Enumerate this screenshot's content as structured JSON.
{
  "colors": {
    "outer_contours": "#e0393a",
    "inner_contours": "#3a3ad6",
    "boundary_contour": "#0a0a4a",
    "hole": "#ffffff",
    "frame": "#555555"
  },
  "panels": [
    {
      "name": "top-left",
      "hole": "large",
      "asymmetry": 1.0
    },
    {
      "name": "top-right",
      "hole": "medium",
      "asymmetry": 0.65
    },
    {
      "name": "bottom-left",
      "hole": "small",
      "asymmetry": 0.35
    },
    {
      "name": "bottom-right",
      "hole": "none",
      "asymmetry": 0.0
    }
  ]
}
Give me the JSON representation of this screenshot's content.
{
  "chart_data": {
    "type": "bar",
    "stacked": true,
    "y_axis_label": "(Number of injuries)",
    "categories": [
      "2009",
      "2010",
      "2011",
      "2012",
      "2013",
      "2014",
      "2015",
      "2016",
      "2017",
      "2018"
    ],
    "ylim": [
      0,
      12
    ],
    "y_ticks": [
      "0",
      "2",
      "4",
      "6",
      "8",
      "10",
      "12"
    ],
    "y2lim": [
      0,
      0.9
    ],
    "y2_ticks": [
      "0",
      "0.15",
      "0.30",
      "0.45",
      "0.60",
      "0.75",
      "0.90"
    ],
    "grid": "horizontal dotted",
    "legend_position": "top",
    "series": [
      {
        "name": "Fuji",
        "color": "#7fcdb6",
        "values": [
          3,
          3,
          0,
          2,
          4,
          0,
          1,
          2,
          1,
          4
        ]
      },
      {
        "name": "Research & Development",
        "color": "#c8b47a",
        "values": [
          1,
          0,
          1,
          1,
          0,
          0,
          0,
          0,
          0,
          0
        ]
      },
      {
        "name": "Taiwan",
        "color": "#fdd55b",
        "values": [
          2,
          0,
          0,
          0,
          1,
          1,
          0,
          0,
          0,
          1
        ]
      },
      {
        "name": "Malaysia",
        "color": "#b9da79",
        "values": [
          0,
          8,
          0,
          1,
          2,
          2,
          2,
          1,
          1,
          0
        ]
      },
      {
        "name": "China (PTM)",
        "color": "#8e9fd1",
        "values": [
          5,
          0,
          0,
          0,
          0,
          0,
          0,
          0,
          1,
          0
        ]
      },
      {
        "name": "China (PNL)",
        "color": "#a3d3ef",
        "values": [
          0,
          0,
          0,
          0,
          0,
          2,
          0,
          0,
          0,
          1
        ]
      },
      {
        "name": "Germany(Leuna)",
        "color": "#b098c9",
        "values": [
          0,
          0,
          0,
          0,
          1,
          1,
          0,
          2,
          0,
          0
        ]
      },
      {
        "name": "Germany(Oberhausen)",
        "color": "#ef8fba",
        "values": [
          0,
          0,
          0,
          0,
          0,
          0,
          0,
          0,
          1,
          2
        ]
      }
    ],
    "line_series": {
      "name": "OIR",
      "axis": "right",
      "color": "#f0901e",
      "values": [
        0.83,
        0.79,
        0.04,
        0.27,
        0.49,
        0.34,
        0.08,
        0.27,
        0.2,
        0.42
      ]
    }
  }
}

⁂

▶ _Aim of the exercise_:
Using the records above, list each line that includes "Germany".

▶ _Task solution_:
        "name": "Germany(Leuna)",
        "name": "Germany(Oberhausen)",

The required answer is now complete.